## Task brief
Exactly reproduce the lines that follow.
☆ ☆ ☆ ☆ ☆
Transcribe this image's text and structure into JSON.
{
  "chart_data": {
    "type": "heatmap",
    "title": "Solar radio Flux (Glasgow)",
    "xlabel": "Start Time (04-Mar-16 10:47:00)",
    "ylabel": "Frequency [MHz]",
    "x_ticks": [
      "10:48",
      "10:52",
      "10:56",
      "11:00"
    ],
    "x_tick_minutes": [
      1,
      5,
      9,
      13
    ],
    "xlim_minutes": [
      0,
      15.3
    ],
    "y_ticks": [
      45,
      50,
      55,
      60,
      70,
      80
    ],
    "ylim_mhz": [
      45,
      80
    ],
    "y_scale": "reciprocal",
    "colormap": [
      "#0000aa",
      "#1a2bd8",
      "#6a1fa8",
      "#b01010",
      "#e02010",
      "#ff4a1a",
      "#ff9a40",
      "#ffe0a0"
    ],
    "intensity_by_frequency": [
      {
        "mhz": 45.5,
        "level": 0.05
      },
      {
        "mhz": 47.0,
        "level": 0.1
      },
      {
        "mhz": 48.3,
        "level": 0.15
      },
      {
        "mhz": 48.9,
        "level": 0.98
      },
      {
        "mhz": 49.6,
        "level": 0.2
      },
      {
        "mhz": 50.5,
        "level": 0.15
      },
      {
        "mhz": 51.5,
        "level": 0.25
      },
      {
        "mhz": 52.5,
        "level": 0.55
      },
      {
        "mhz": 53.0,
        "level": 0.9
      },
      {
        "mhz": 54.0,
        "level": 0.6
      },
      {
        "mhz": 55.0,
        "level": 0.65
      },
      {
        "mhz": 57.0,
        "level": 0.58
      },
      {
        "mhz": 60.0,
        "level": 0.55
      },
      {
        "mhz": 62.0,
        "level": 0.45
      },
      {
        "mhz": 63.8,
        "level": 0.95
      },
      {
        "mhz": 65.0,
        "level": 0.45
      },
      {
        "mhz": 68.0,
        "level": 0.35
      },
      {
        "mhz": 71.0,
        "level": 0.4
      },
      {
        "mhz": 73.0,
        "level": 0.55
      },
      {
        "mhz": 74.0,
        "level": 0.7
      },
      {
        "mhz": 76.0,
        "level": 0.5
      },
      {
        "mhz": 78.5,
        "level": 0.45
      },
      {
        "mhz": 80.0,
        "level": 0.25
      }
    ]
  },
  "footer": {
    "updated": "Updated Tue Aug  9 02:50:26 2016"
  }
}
☆ ☆ ☆ ☆ ☆
## Response below
Transcribe this image's text and structure into JSON.
{
  "chart_data": {
    "type": "heatmap",
    "title": "Solar radio Flux (Glasgow)",
    "xlabel": "Start Time (04-Mar-16 10:47:00)",
    "ylabel": "Frequency [MHz]",
    "x_ticks": [
      "10:48",
      "10:52",
      "10:56",
      "11:00"
    ],
    "x_tick_minutes": [
      1,
      5,
      9,
      13
    ],
    "xlim_minutes": [
      0,
      15.3
    ],
    "y_ticks": [
      45,
      50,
      55,
      60,
      70,
      80
    ],
    "ylim_mhz": [
      45,
      80
    ],
    "y_scale": "reciprocal",
    "colormap": [
      "#0000aa",
      "#1a2bd8",
      "#6a1fa8",
      "#b01010",
      "#e02010",
      "#ff4a1a",
      "#ff9a40",
      "#ffe0a0"
    ],
    "intensity_by_frequency": [
      {
        "mhz": 45.5,
        "level": 0.05
      },
      {
        "mhz": 47.0,
        "level": 0.1
      },
      {
        "mhz": 48.3,
        "level": 0.15
      },
      {
        "mhz": 48.9,
        "level": 0.98
      },
      {
        "mhz": 49.6,
        "level": 0.2
      },
      {
        "mhz": 50.5,
        "level": 0.15
      },
      {
        "mhz": 51.5,
        "level": 0.25
      },
      {
        "mhz": 52.5,
        "level": 0.55
      },
      {
        "mhz": 53.0,
        "level": 0.9
      },
      {
        "mhz": 54.0,
        "level": 0.6
      },
      {
        "mhz": 55.0,
        "level": 0.65
      },
      {
        "mhz": 57.0,
        "level": 0.58
      },
      {
        "mhz": 60.0,
        "level": 0.55
      },
      {
        "mhz": 62.0,
        "level": 0.45
      },
      {
        "mhz": 63.8,
        "level": 0.95
      },
      {
        "mhz": 65.0,
        "level": 0.45
      },
      {
        "mhz": 68.0,
        "level": 0.35
      },
      {
        "mhz": 71.0,
        "level": 0.4
      },
      {
        "mhz": 73.0,
        "level": 0.55
      },
      {
        "mhz": 74.0,
        "level": 0.7
      },
      {
        "mhz": 76.0,
        "level": 0.5
      },
      {
        "mhz": 78.5,
        "level": 0.45
      },
      {
        "mhz": 80.0,
        "level": 0.25
      }
    ]
  },
  "footer": {
    "updated": "Updated Tue Aug  9 02:50:26 2016"
  }
}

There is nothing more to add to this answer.